Problem to solve: Quote the whole listing word for word. Do not include the pictures.

Dataset records:
===============

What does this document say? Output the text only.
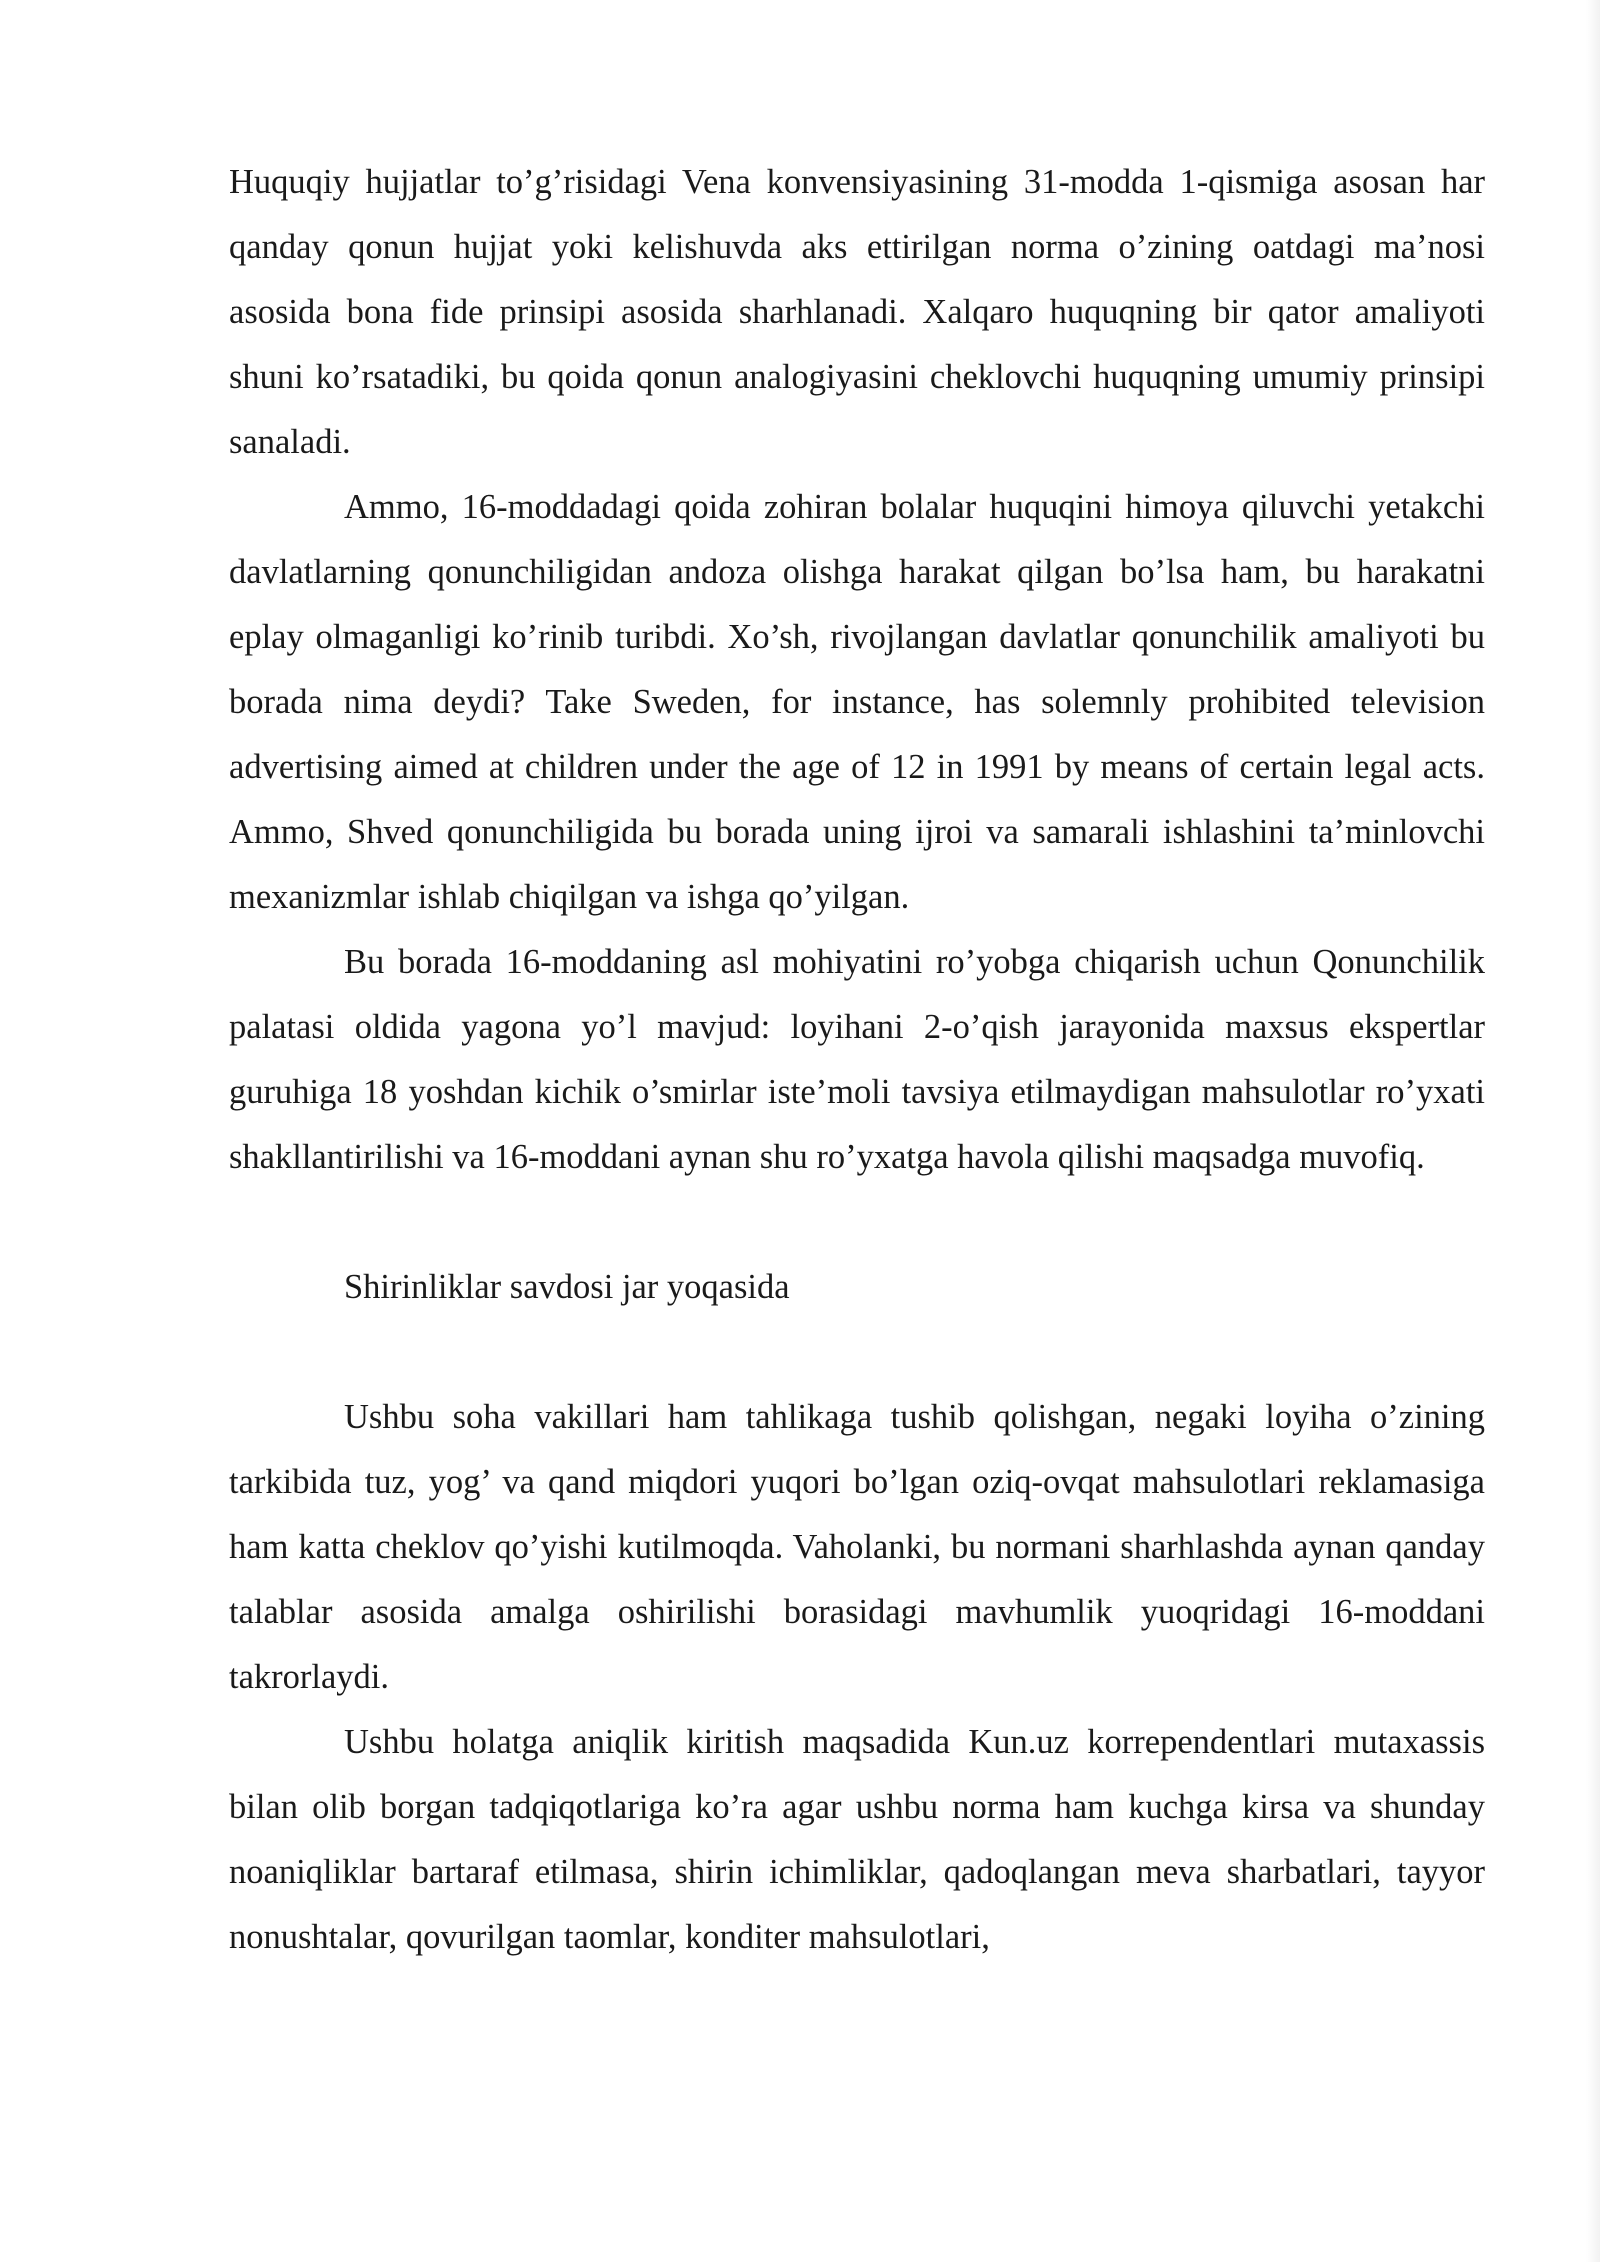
Huquqiy hujjatlar to’g’risidagi Vena konvensiyasining 31-modda 1-qismiga asosan har qanday qonun hujjat yoki kelishuvda aks ettirilgan norma o’zining oatdagi ma’nosi asosida bona fide prinsipi asosida sharhlanadi. Xalqaro huquqning bir qator amaliyoti shuni ko’rsatadiki, bu qoida qonun analogiyasini cheklovchi huquqning umumiy prinsipi sanaladi.

Ammo, 16-moddadagi qoida zohiran bolalar huquqini himoya qiluvchi yetakchi davlatlarning qonunchiligidan andoza olishga harakat qilgan bo’lsa ham, bu harakatni eplay olmaganligi ko’rinib turibdi. Xo’sh, rivojlangan davlatlar qonunchilik amaliyoti bu borada nima deydi? Take Sweden, for instance, has solemnly prohibited television advertising aimed at children under the age of 12 in 1991 by means of certain legal acts. Ammo, Shved qonunchiligida bu borada uning ijroi va samarali ishlashini ta’minlovchi mexanizmlar ishlab chiqilgan va ishga qo’yilgan.

Bu borada 16-moddaning asl mohiyatini ro’yobga chiqarish uchun Qonunchilik palatasi oldida yagona yo’l mavjud: loyihani 2-o’qish jarayonida maxsus ekspertlar guruhiga 18 yoshdan kichik o’smirlar iste’moli tavsiya etilmaydigan mahsulotlar ro’yxati shakllantirilishi va 16-moddani aynan shu ro’yxatga havola qilishi maqsadga muvofiq.

Shirinliklar savdosi jar yoqasida

Ushbu soha vakillari ham tahlikaga tushib qolishgan, negaki loyiha o’zining tarkibida tuz, yog’ va qand miqdori yuqori bo’lgan oziq-ovqat mahsulotlari reklamasiga ham katta cheklov qo’yishi kutilmoqda. Vaholanki, bu normani sharhlashda aynan qanday talablar asosida amalga oshirilishi borasidagi mavhumlik yuoqridagi 16-moddani takrorlaydi.

Ushbu holatga aniqlik kiritish maqsadida Kun.uz korrependentlari mutaxassis bilan olib borgan tadqiqotlariga ko’ra agar ushbu norma ham kuchga kirsa va shunday noaniqliklar bartaraf etilmasa, shirin ichimliklar, qadoqlangan meva sharbatlari, tayyor nonushtalar, qovurilgan taomlar, konditer mahsulotlari,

===============

Final answer:
What does this document say? Output the text only.
Huquqiy hujjatlar to’g’risidagi Vena konvensiyasining 31-modda 1-qismiga asosan har qanday qonun hujjat yoki kelishuvda aks ettirilgan norma o’zining oatdagi ma’nosi asosida bona fide prinsipi asosida sharhlanadi. Xalqaro huquqning bir qator amaliyoti shuni ko’rsatadiki, bu qoida qonun analogiyasini cheklovchi huquqning umumiy prinsipi sanaladi.

Ammo, 16-moddadagi qoida zohiran bolalar huquqini himoya qiluvchi yetakchi davlatlarning qonunchiligidan andoza olishga harakat qilgan bo’lsa ham, bu harakatni eplay olmaganligi ko’rinib turibdi. Xo’sh, rivojlangan davlatlar qonunchilik amaliyoti bu borada nima deydi? Take Sweden, for instance, has solemnly prohibited television advertising aimed at children under the age of 12 in 1991 by means of certain legal acts. Ammo, Shved qonunchiligida bu borada uning ijroi va samarali ishlashini ta’minlovchi mexanizmlar ishlab chiqilgan va ishga qo’yilgan.

Bu borada 16-moddaning asl mohiyatini ro’yobga chiqarish uchun Qonunchilik palatasi oldida yagona yo’l mavjud: loyihani 2-o’qish jarayonida maxsus ekspertlar guruhiga 18 yoshdan kichik o’smirlar iste’moli tavsiya etilmaydigan mahsulotlar ro’yxati shakllantirilishi va 16-moddani aynan shu ro’yxatga havola qilishi maqsadga muvofiq.

Shirinliklar savdosi jar yoqasida

Ushbu soha vakillari ham tahlikaga tushib qolishgan, negaki loyiha o’zining tarkibida tuz, yog’ va qand miqdori yuqori bo’lgan oziq-ovqat mahsulotlari reklamasiga ham katta cheklov qo’yishi kutilmoqda. Vaholanki, bu normani sharhlashda aynan qanday talablar asosida amalga oshirilishi borasidagi mavhumlik yuoqridagi 16-moddani takrorlaydi.

Ushbu holatga aniqlik kiritish maqsadida Kun.uz korrependentlari mutaxassis bilan olib borgan tadqiqotlariga ko’ra agar ushbu norma ham kuchga kirsa va shunday noaniqliklar bartaraf etilmasa, shirin ichimliklar, qadoqlangan meva sharbatlari, tayyor nonushtalar, qovurilgan taomlar, konditer mahsulotlari,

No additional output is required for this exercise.